[start]
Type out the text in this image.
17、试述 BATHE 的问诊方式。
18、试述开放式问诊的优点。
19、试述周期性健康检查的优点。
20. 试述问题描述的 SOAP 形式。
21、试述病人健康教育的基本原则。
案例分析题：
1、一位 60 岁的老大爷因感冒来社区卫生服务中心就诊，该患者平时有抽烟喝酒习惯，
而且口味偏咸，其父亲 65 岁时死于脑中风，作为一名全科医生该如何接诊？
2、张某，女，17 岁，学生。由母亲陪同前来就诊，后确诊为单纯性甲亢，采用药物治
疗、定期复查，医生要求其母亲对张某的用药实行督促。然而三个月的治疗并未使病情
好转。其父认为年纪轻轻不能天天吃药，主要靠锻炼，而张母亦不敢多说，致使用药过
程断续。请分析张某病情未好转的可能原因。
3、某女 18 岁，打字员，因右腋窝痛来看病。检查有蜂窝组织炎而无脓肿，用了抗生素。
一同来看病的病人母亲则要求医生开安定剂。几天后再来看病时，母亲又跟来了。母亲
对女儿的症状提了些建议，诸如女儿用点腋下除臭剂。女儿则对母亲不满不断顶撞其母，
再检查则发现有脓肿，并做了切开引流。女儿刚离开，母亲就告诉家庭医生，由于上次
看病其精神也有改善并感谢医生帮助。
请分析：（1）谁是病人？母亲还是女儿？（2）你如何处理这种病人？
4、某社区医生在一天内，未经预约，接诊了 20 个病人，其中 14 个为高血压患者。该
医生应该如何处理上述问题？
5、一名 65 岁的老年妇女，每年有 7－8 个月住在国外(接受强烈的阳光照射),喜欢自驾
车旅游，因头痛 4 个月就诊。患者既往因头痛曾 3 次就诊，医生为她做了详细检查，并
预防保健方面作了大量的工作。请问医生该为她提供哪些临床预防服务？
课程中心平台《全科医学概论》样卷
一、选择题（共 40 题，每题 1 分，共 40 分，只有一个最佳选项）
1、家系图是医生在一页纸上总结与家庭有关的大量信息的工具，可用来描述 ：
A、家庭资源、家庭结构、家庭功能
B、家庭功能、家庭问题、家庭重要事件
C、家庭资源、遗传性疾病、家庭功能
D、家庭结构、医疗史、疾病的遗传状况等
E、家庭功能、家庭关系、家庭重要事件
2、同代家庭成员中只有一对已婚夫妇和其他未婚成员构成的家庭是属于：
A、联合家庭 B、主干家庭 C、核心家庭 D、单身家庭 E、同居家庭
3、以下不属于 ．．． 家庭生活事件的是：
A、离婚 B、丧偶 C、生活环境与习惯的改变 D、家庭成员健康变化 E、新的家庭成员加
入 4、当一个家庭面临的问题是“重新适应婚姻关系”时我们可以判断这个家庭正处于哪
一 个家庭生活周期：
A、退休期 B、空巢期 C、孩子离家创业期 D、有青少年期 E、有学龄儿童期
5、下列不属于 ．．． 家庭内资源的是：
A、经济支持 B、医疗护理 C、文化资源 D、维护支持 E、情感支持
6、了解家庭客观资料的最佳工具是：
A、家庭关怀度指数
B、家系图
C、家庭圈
[end]
● **GOAL**
Reproduce each record exactly, leaving nothing out.

● **FINISHED TASK**
Type out the text in this image.
17、试述 BATHE 的问诊方式。
18、试述开放式问诊的优点。
19、试述周期性健康检查的优点。
20. 试述问题描述的 SOAP 形式。
21、试述病人健康教育的基本原则。
案例分析题：
1、一位 60 岁的老大爷因感冒来社区卫生服务中心就诊，该患者平时有抽烟喝酒习惯，
而且口味偏咸，其父亲 65 岁时死于脑中风，作为一名全科医生该如何接诊？
2、张某，女，17 岁，学生。由母亲陪同前来就诊，后确诊为单纯性甲亢，采用药物治
疗、定期复查，医生要求其母亲对张某的用药实行督促。然而三个月的治疗并未使病情
好转。其父认为年纪轻轻不能天天吃药，主要靠锻炼，而张母亦不敢多说，致使用药过
程断续。请分析张某病情未好转的可能原因。
3、某女 18 岁，打字员，因右腋窝痛来看病。检查有蜂窝组织炎而无脓肿，用了抗生素。
一同来看病的病人母亲则要求医生开安定剂。几天后再来看病时，母亲又跟来了。母亲
对女儿的症状提了些建议，诸如女儿用点腋下除臭剂。女儿则对母亲不满不断顶撞其母，
再检查则发现有脓肿，并做了切开引流。女儿刚离开，母亲就告诉家庭医生，由于上次
看病其精神也有改善并感谢医生帮助。
请分析：（1）谁是病人？母亲还是女儿？（2）你如何处理这种病人？
4、某社区医生在一天内，未经预约，接诊了 20 个病人，其中 14 个为高血压患者。该
医生应该如何处理上述问题？
5、一名 65 岁的老年妇女，每年有 7－8 个月住在国外(接受强烈的阳光照射),喜欢自驾
车旅游，因头痛 4 个月就诊。患者既往因头痛曾 3 次就诊，医生为她做了详细检查，并
预防保健方面作了大量的工作。请问医生该为她提供哪些临床预防服务？
课程中心平台《全科医学概论》样卷
一、选择题（共 40 题，每题 1 分，共 40 分，只有一个最佳选项）
1、家系图是医生在一页纸上总结与家庭有关的大量信息的工具，可用来描述 ：
A、家庭资源、家庭结构、家庭功能
B、家庭功能、家庭问题、家庭重要事件
C、家庭资源、遗传性疾病、家庭功能
D、家庭结构、医疗史、疾病的遗传状况等
E、家庭功能、家庭关系、家庭重要事件
2、同代家庭成员中只有一对已婚夫妇和其他未婚成员构成的家庭是属于：
A、联合家庭 B、主干家庭 C、核心家庭 D、单身家庭 E、同居家庭
3、以下不属于 ．．． 家庭生活事件的是：
A、离婚 B、丧偶 C、生活环境与习惯的改变 D、家庭成员健康变化 E、新的家庭成员加
入 4、当一个家庭面临的问题是“重新适应婚姻关系”时我们可以判断这个家庭正处于哪
一 个家庭生活周期：
A、退休期 B、空巢期 C、孩子离家创业期 D、有青少年期 E、有学龄儿童期
5、下列不属于 ．．． 家庭内资源的是：
A、经济支持 B、医疗护理 C、文化资源 D、维护支持 E、情感支持
6、了解家庭客观资料的最佳工具是：
A、家庭关怀度指数
B、家系图
C、家庭圈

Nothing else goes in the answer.